### TASK REQUIREMENTS:
Print the listing below exactly, leaving nothing out.

### DATA TO USE:
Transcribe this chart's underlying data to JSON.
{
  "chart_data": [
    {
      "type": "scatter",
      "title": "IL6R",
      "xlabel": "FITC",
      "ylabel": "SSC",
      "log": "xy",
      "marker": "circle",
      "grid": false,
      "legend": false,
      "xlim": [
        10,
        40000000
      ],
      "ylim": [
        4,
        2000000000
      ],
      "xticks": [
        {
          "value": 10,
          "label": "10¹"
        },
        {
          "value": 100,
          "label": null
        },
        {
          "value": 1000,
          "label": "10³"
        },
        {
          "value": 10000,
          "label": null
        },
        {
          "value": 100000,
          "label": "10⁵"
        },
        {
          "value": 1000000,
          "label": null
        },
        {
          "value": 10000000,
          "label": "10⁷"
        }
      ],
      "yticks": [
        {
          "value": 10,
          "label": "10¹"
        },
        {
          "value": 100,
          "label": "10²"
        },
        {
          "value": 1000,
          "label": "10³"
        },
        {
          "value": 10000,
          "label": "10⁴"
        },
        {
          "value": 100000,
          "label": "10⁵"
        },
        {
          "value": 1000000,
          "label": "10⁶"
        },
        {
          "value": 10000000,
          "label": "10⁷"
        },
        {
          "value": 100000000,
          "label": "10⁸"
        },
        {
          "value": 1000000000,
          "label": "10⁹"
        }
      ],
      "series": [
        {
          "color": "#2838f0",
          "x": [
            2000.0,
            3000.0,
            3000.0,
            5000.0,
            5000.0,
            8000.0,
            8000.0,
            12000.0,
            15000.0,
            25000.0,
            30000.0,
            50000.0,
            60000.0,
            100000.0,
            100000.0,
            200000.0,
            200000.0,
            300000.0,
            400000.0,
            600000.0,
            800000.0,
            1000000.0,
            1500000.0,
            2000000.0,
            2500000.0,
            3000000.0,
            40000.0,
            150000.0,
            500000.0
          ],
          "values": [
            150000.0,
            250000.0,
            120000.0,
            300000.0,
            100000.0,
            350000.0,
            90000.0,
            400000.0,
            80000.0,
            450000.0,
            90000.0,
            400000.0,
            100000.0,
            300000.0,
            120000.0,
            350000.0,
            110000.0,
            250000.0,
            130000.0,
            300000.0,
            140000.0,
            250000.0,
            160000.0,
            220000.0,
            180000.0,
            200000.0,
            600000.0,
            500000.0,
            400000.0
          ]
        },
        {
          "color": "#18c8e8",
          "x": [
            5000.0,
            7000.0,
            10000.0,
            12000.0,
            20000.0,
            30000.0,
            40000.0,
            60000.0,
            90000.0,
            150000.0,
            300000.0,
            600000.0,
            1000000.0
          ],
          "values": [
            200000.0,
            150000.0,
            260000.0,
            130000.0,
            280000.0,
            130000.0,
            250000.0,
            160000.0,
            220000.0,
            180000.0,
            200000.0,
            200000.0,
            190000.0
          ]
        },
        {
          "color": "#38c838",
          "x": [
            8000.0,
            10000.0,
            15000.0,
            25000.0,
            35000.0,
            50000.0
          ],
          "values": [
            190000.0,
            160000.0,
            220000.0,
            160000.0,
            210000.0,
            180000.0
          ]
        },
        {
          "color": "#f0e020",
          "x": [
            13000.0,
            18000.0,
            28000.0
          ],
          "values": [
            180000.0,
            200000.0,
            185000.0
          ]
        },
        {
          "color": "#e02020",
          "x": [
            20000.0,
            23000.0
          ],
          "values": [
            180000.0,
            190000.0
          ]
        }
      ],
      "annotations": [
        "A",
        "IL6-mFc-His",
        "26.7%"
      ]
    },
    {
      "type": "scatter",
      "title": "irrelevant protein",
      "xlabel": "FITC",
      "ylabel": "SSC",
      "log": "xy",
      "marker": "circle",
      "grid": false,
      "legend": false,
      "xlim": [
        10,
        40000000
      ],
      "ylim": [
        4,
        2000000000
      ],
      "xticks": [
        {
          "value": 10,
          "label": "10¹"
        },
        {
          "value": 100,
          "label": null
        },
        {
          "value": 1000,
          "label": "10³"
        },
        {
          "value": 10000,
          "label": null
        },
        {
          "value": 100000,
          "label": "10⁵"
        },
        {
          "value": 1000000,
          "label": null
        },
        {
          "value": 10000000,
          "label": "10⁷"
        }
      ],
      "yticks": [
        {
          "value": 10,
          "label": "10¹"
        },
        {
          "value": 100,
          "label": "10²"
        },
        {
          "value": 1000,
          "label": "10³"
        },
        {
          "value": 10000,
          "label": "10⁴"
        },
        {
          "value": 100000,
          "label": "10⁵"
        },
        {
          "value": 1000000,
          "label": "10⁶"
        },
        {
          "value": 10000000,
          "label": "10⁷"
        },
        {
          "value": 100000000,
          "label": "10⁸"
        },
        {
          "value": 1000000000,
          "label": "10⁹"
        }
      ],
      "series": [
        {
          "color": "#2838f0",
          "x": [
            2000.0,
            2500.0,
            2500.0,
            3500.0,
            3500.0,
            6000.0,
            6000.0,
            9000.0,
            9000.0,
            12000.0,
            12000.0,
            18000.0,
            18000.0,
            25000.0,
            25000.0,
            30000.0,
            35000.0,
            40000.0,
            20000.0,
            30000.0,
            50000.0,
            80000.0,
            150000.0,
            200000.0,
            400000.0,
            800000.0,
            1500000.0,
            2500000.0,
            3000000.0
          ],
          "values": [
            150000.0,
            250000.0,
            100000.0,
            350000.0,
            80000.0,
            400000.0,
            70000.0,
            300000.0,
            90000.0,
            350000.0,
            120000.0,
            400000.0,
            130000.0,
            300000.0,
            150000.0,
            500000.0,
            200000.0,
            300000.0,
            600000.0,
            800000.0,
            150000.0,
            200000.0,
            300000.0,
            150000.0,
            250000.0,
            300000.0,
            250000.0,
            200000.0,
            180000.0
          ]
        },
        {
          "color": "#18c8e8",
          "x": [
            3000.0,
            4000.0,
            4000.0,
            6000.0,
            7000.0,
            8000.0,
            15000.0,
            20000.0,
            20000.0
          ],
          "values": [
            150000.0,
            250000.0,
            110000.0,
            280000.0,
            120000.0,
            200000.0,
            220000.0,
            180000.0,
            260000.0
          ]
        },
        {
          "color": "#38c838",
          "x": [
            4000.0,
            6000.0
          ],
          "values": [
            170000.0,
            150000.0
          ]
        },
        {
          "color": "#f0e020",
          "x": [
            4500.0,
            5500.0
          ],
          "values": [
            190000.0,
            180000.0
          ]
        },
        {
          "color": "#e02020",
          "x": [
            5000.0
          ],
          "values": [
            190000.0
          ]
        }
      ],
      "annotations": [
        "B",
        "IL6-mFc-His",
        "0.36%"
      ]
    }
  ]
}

### ANSWER BELOW:
Transcribe this chart's underlying data to JSON.
{
  "chart_data": [
    {
      "type": "scatter",
      "title": "IL6R",
      "xlabel": "FITC",
      "ylabel": "SSC",
      "log": "xy",
      "marker": "circle",
      "grid": false,
      "legend": false,
      "xlim": [
        10,
        40000000
      ],
      "ylim": [
        4,
        2000000000
      ],
      "xticks": [
        {
          "value": 10,
          "label": "10¹"
        },
        {
          "value": 100,
          "label": null
        },
        {
          "value": 1000,
          "label": "10³"
        },
        {
          "value": 10000,
          "label": null
        },
        {
          "value": 100000,
          "label": "10⁵"
        },
        {
          "value": 1000000,
          "label": null
        },
        {
          "value": 10000000,
          "label": "10⁷"
        }
      ],
      "yticks": [
        {
          "value": 10,
          "label": "10¹"
        },
        {
          "value": 100,
          "label": "10²"
        },
        {
          "value": 1000,
          "label": "10³"
        },
        {
          "value": 10000,
          "label": "10⁴"
        },
        {
          "value": 100000,
          "label": "10⁵"
        },
        {
          "value": 1000000,
          "label": "10⁶"
        },
        {
          "value": 10000000,
          "label": "10⁷"
        },
        {
          "value": 100000000,
          "label": "10⁸"
        },
        {
          "value": 1000000000,
          "label": "10⁹"
        }
      ],
      "series": [
        {
          "color": "#2838f0",
          "x": [
            2000.0,
            3000.0,
            3000.0,
            5000.0,
            5000.0,
            8000.0,
            8000.0,
            12000.0,
            15000.0,
            25000.0,
            30000.0,
            50000.0,
            60000.0,
            100000.0,
            100000.0,
            200000.0,
            200000.0,
            300000.0,
            400000.0,
            600000.0,
            800000.0,
            1000000.0,
            1500000.0,
            2000000.0,
            2500000.0,
            3000000.0,
            40000.0,
            150000.0,
            500000.0
          ],
          "values": [
            150000.0,
            250000.0,
            120000.0,
            300000.0,
            100000.0,
            350000.0,
            90000.0,
            400000.0,
            80000.0,
            450000.0,
            90000.0,
            400000.0,
            100000.0,
            300000.0,
            120000.0,
            350000.0,
            110000.0,
            250000.0,
            130000.0,
            300000.0,
            140000.0,
            250000.0,
            160000.0,
            220000.0,
            180000.0,
            200000.0,
            600000.0,
            500000.0,
            400000.0
          ]
        },
        {
          "color": "#18c8e8",
          "x": [
            5000.0,
            7000.0,
            10000.0,
            12000.0,
            20000.0,
            30000.0,
            40000.0,
            60000.0,
            90000.0,
            150000.0,
            300000.0,
            600000.0,
            1000000.0
          ],
          "values": [
            200000.0,
            150000.0,
            260000.0,
            130000.0,
            280000.0,
            130000.0,
            250000.0,
            160000.0,
            220000.0,
            180000.0,
            200000.0,
            200000.0,
            190000.0
          ]
        },
        {
          "color": "#38c838",
          "x": [
            8000.0,
            10000.0,
            15000.0,
            25000.0,
            35000.0,
            50000.0
          ],
          "values": [
            190000.0,
            160000.0,
            220000.0,
            160000.0,
            210000.0,
            180000.0
          ]
        },
        {
          "color": "#f0e020",
          "x": [
            13000.0,
            18000.0,
            28000.0
          ],
          "values": [
            180000.0,
            200000.0,
            185000.0
          ]
        },
        {
          "color": "#e02020",
          "x": [
            20000.0,
            23000.0
          ],
          "values": [
            180000.0,
            190000.0
          ]
        }
      ],
      "annotations": [
        "A",
        "IL6-mFc-His",
        "26.7%"
      ]
    },
    {
      "type": "scatter",
      "title": "irrelevant protein",
      "xlabel": "FITC",
      "ylabel": "SSC",
      "log": "xy",
      "marker": "circle",
      "grid": false,
      "legend": false,
      "xlim": [
        10,
        40000000
      ],
      "ylim": [
        4,
        2000000000
      ],
      "xticks": [
        {
          "value": 10,
          "label": "10¹"
        },
        {
          "value": 100,
          "label": null
        },
        {
          "value": 1000,
          "label": "10³"
        },
        {
          "value": 10000,
          "label": null
        },
        {
          "value": 100000,
          "label": "10⁵"
        },
        {
          "value": 1000000,
          "label": null
        },
        {
          "value": 10000000,
          "label": "10⁷"
        }
      ],
      "yticks": [
        {
          "value": 10,
          "label": "10¹"
        },
        {
          "value": 100,
          "label": "10²"
        },
        {
          "value": 1000,
          "label": "10³"
        },
        {
          "value": 10000,
          "label": "10⁴"
        },
        {
          "value": 100000,
          "label": "10⁵"
        },
        {
          "value": 1000000,
          "label": "10⁶"
        },
        {
          "value": 10000000,
          "label": "10⁷"
        },
        {
          "value": 100000000,
          "label": "10⁸"
        },
        {
          "value": 1000000000,
          "label": "10⁹"
        }
      ],
      "series": [
        {
          "color": "#2838f0",
          "x": [
            2000.0,
            2500.0,
            2500.0,
            3500.0,
            3500.0,
            6000.0,
            6000.0,
            9000.0,
            9000.0,
            12000.0,
            12000.0,
            18000.0,
            18000.0,
            25000.0,
            25000.0,
            30000.0,
            35000.0,
            40000.0,
            20000.0,
            30000.0,
            50000.0,
            80000.0,
            150000.0,
            200000.0,
            400000.0,
            800000.0,
            1500000.0,
            2500000.0,
            3000000.0
          ],
          "values": [
            150000.0,
            250000.0,
            100000.0,
            350000.0,
            80000.0,
            400000.0,
            70000.0,
            300000.0,
            90000.0,
            350000.0,
            120000.0,
            400000.0,
            130000.0,
            300000.0,
            150000.0,
            500000.0,
            200000.0,
            300000.0,
            600000.0,
            800000.0,
            150000.0,
            200000.0,
            300000.0,
            150000.0,
            250000.0,
            300000.0,
            250000.0,
            200000.0,
            180000.0
          ]
        },
        {
          "color": "#18c8e8",
          "x": [
            3000.0,
            4000.0,
            4000.0,
            6000.0,
            7000.0,
            8000.0,
            15000.0,
            20000.0,
            20000.0
          ],
          "values": [
            150000.0,
            250000.0,
            110000.0,
            280000.0,
            120000.0,
            200000.0,
            220000.0,
            180000.0,
            260000.0
          ]
        },
        {
          "color": "#38c838",
          "x": [
            4000.0,
            6000.0
          ],
          "values": [
            170000.0,
            150000.0
          ]
        },
        {
          "color": "#f0e020",
          "x": [
            4500.0,
            5500.0
          ],
          "values": [
            190000.0,
            180000.0
          ]
        },
        {
          "color": "#e02020",
          "x": [
            5000.0
          ],
          "values": [
            190000.0
          ]
        }
      ],
      "annotations": [
        "B",
        "IL6-mFc-His",
        "0.36%"
      ]
    }
  ]
}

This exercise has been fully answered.